▸ RECORDS FOR THIS TASK:
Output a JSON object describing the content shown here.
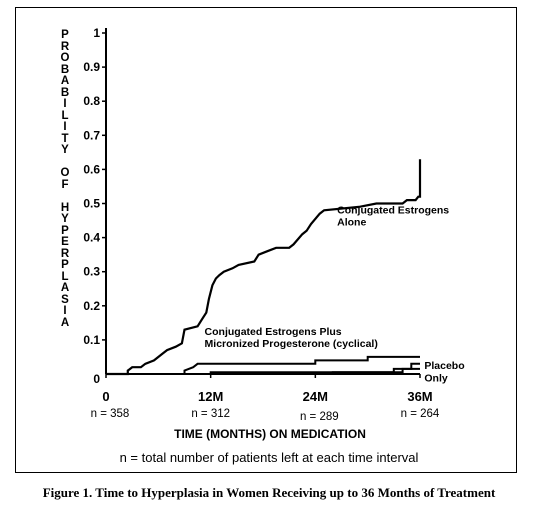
{
  "chart_data": {
    "type": "line",
    "title": "",
    "ylabel": "PROBABILITY OF HYPERPLASIA",
    "xlabel": "TIME (MONTHS) ON MEDICATION",
    "xlim": [
      0,
      36
    ],
    "ylim": [
      0,
      1
    ],
    "x_ticks": [
      {
        "x": 0,
        "label": "0"
      },
      {
        "x": 12,
        "label": "12M"
      },
      {
        "x": 24,
        "label": "24M"
      },
      {
        "x": 36,
        "label": "36M"
      }
    ],
    "y_ticks": [
      {
        "y": 1,
        "label": "1"
      },
      {
        "y": 0.9,
        "label": "0.9"
      },
      {
        "y": 0.8,
        "label": "0.8"
      },
      {
        "y": 0.7,
        "label": "0.7"
      },
      {
        "y": 0.6,
        "label": "0.6"
      },
      {
        "y": 0.5,
        "label": "0.5"
      },
      {
        "y": 0.4,
        "label": "0.4"
      },
      {
        "y": 0.3,
        "label": "0.3"
      },
      {
        "y": 0.2,
        "label": "0.2"
      },
      {
        "y": 0.1,
        "label": "0.1"
      },
      {
        "y": 0,
        "label": "0"
      }
    ],
    "n_labels": [
      {
        "x": 0,
        "label": "n = 358"
      },
      {
        "x": 12,
        "label": "n = 312"
      },
      {
        "x": 24,
        "label": "n = 289"
      },
      {
        "x": 36,
        "label": "n = 264"
      }
    ],
    "series": [
      {
        "name": "Conjugated Estrogens Alone",
        "label_lines": [
          "Conjugated Estrogens",
          "Alone"
        ],
        "label_at": {
          "x": 26.5,
          "y": 0.47
        },
        "points": [
          [
            0,
            0
          ],
          [
            2.5,
            0
          ],
          [
            2.5,
            0.01
          ],
          [
            3,
            0.02
          ],
          [
            4,
            0.02
          ],
          [
            4.5,
            0.03
          ],
          [
            5.5,
            0.04
          ],
          [
            6.5,
            0.06
          ],
          [
            7,
            0.07
          ],
          [
            8,
            0.08
          ],
          [
            8.7,
            0.09
          ],
          [
            9,
            0.13
          ],
          [
            10.5,
            0.14
          ],
          [
            11,
            0.16
          ],
          [
            11.5,
            0.18
          ],
          [
            11.8,
            0.22
          ],
          [
            12.2,
            0.26
          ],
          [
            12.6,
            0.28
          ],
          [
            13,
            0.29
          ],
          [
            13.5,
            0.3
          ],
          [
            14.5,
            0.31
          ],
          [
            15.2,
            0.32
          ],
          [
            17,
            0.33
          ],
          [
            17.5,
            0.35
          ],
          [
            18.5,
            0.36
          ],
          [
            19.5,
            0.37
          ],
          [
            21,
            0.37
          ],
          [
            21.5,
            0.38
          ],
          [
            22.5,
            0.41
          ],
          [
            23,
            0.42
          ],
          [
            23.5,
            0.44
          ],
          [
            24.5,
            0.47
          ],
          [
            25,
            0.48
          ],
          [
            29,
            0.49
          ],
          [
            31,
            0.5
          ],
          [
            34,
            0.5
          ],
          [
            34.5,
            0.51
          ],
          [
            35.5,
            0.51
          ],
          [
            35.8,
            0.52
          ],
          [
            36,
            0.52
          ],
          [
            36,
            0.63
          ]
        ]
      },
      {
        "name": "Conjugated Estrogens Plus Micronized Progesterone (cyclical)",
        "label_lines": [
          "Conjugated Estrogens Plus",
          "Micronized Progesterone (cyclical)"
        ],
        "label_at": {
          "x": 11.3,
          "y": 0.115
        },
        "points": [
          [
            0,
            0
          ],
          [
            9,
            0
          ],
          [
            9,
            0.01
          ],
          [
            10,
            0.02
          ],
          [
            10.5,
            0.03
          ],
          [
            24,
            0.03
          ],
          [
            24,
            0.04
          ],
          [
            30,
            0.04
          ],
          [
            30,
            0.05
          ],
          [
            36,
            0.05
          ]
        ]
      },
      {
        "name": "Placebo",
        "label_lines": [
          "Placebo"
        ],
        "label_at": {
          "x": 36.5,
          "y": 0.015
        },
        "points": [
          [
            0,
            0
          ],
          [
            26,
            0
          ],
          [
            26,
            0.005
          ],
          [
            33,
            0.005
          ],
          [
            33,
            0.015
          ],
          [
            35,
            0.015
          ],
          [
            35,
            0.03
          ],
          [
            36,
            0.03
          ]
        ]
      },
      {
        "name": "Only",
        "label_lines": [
          "Only"
        ],
        "label_at": {
          "x": 36.5,
          "y": -0.022
        },
        "points": [
          [
            0,
            0
          ],
          [
            12,
            0
          ],
          [
            12,
            0.005
          ],
          [
            34,
            0.005
          ],
          [
            34,
            0.015
          ],
          [
            36,
            0.015
          ]
        ]
      }
    ]
  },
  "y_axis_letters": [
    "P",
    "R",
    "O",
    "B",
    "A",
    "B",
    "I",
    "L",
    "I",
    "T",
    "Y",
    "",
    "O",
    "F",
    "",
    "H",
    "Y",
    "P",
    "E",
    "R",
    "P",
    "L",
    "A",
    "S",
    "I",
    "A"
  ],
  "n_note": "n = total number of patients left at each time interval",
  "caption": "Figure 1. Time to Hyperplasia in Women Receiving up to 36 Months of Treatment"
}
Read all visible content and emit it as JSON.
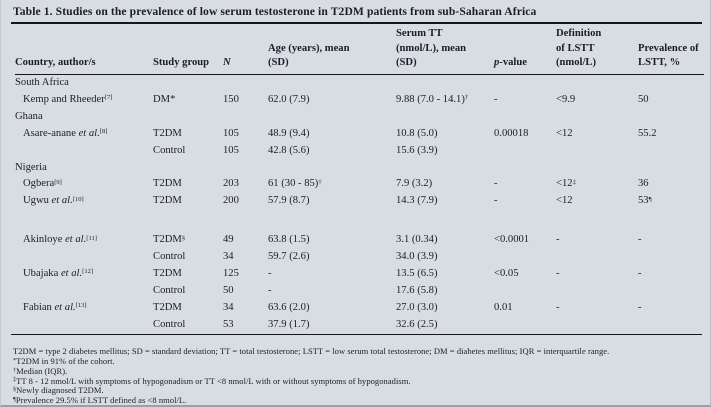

▸ ABOUT THIS EXERCISE: Where pictures appear, skip them and transcribe all other material word for word.

▸ OUTPUT FOR THIS EXERCISE:
Output a JSON object describing the content shown here.
{
  "chart_data": {
    "type": "line",
    "title": "",
    "ylabel": "PROBABILITY OF HYPERPLASIA",
    "xlabel": "TIME (MONTHS) ON MEDICATION",
    "xlim": [
      0,
      36
    ],
    "ylim": [
      0,
      1
    ],
    "x_ticks": [
      {
        "x": 0,
        "label": "0"
      },
      {
        "x": 12,
        "label": "12M"
      },
      {
        "x": 24,
        "label": "24M"
      },
      {
        "x": 36,
        "label": "36M"
      }
    ],
    "y_ticks": [
      {
        "y": 1,
        "label": "1"
      },
      {
        "y": 0.9,
        "label": "0.9"
      },
      {
        "y": 0.8,
        "label": "0.8"
      },
      {
        "y": 0.7,
        "label": "0.7"
      },
      {
        "y": 0.6,
        "label": "0.6"
      },
      {
        "y": 0.5,
        "label": "0.5"
      },
      {
        "y": 0.4,
        "label": "0.4"
      },
      {
        "y": 0.3,
        "label": "0.3"
      },
      {
        "y": 0.2,
        "label": "0.2"
      },
      {
        "y": 0.1,
        "label": "0.1"
      },
      {
        "y": 0,
        "label": "0"
      }
    ],
    "n_labels": [
      {
        "x": 0,
        "label": "n = 358"
      },
      {
        "x": 12,
        "label": "n = 312"
      },
      {
        "x": 24,
        "label": "n = 289"
      },
      {
        "x": 36,
        "label": "n = 264"
      }
    ],
    "series": [
      {
        "name": "Conjugated Estrogens Alone",
        "label_lines": [
          "Conjugated Estrogens",
          "Alone"
        ],
        "label_at": {
          "x": 26.5,
          "y": 0.47
        },
        "points": [
          [
            0,
            0
          ],
          [
            2.5,
            0
          ],
          [
            2.5,
            0.01
          ],
          [
            3,
            0.02
          ],
          [
            4,
            0.02
          ],
          [
            4.5,
            0.03
          ],
          [
            5.5,
            0.04
          ],
          [
            6.5,
            0.06
          ],
          [
            7,
            0.07
          ],
          [
            8,
            0.08
          ],
          [
            8.7,
            0.09
          ],
          [
            9,
            0.13
          ],
          [
            10.5,
            0.14
          ],
          [
            11,
            0.16
          ],
          [
            11.5,
            0.18
          ],
          [
            11.8,
            0.22
          ],
          [
            12.2,
            0.26
          ],
          [
            12.6,
            0.28
          ],
          [
            13,
            0.29
          ],
          [
            13.5,
            0.3
          ],
          [
            14.5,
            0.31
          ],
          [
            15.2,
            0.32
          ],
          [
            17,
            0.33
          ],
          [
            17.5,
            0.35
          ],
          [
            18.5,
            0.36
          ],
          [
            19.5,
            0.37
          ],
          [
            21,
            0.37
          ],
          [
            21.5,
            0.38
          ],
          [
            22.5,
            0.41
          ],
          [
            23,
            0.42
          ],
          [
            23.5,
            0.44
          ],
          [
            24.5,
            0.47
          ],
          [
            25,
            0.48
          ],
          [
            29,
            0.49
          ],
          [
            31,
            0.5
          ],
          [
            34,
            0.5
          ],
          [
            34.5,
            0.51
          ],
          [
            35.5,
            0.51
          ],
          [
            35.8,
            0.52
          ],
          [
            36,
            0.52
          ],
          [
            36,
            0.63
          ]
        ]
      },
      {
        "name": "Conjugated Estrogens Plus Micronized Progesterone (cyclical)",
        "label_lines": [
          "Conjugated Estrogens Plus",
          "Micronized Progesterone (cyclical)"
        ],
        "label_at": {
          "x": 11.3,
          "y": 0.115
        },
        "points": [
          [
            0,
            0
          ],
          [
            9,
            0
          ],
          [
            9,
            0.01
          ],
          [
            10,
            0.02
          ],
          [
            10.5,
            0.03
          ],
          [
            24,
            0.03
          ],
          [
            24,
            0.04
          ],
          [
            30,
            0.04
          ],
          [
            30,
            0.05
          ],
          [
            36,
            0.05
          ]
        ]
      },
      {
        "name": "Placebo",
        "label_lines": [
          "Placebo"
        ],
        "label_at": {
          "x": 36.5,
          "y": 0.015
        },
        "points": [
          [
            0,
            0
          ],
          [
            26,
            0
          ],
          [
            26,
            0.005
          ],
          [
            33,
            0.005
          ],
          [
            33,
            0.015
          ],
          [
            35,
            0.015
          ],
          [
            35,
            0.03
          ],
          [
            36,
            0.03
          ]
        ]
      },
      {
        "name": "Only",
        "label_lines": [
          "Only"
        ],
        "label_at": {
          "x": 36.5,
          "y": -0.022
        },
        "points": [
          [
            0,
            0
          ],
          [
            12,
            0
          ],
          [
            12,
            0.005
          ],
          [
            34,
            0.005
          ],
          [
            34,
            0.015
          ],
          [
            36,
            0.015
          ]
        ]
      }
    ]
  },
  "y_axis_letters": [
    "P",
    "R",
    "O",
    "B",
    "A",
    "B",
    "I",
    "L",
    "I",
    "T",
    "Y",
    "",
    "O",
    "F",
    "",
    "H",
    "Y",
    "P",
    "E",
    "R",
    "P",
    "L",
    "A",
    "S",
    "I",
    "A"
  ],
  "n_note": "n = total number of patients left at each time interval",
  "caption": "Figure 1. Time to Hyperplasia in Women Receiving up to 36 Months of Treatment"
}
Read all visible content and emit it as JSON.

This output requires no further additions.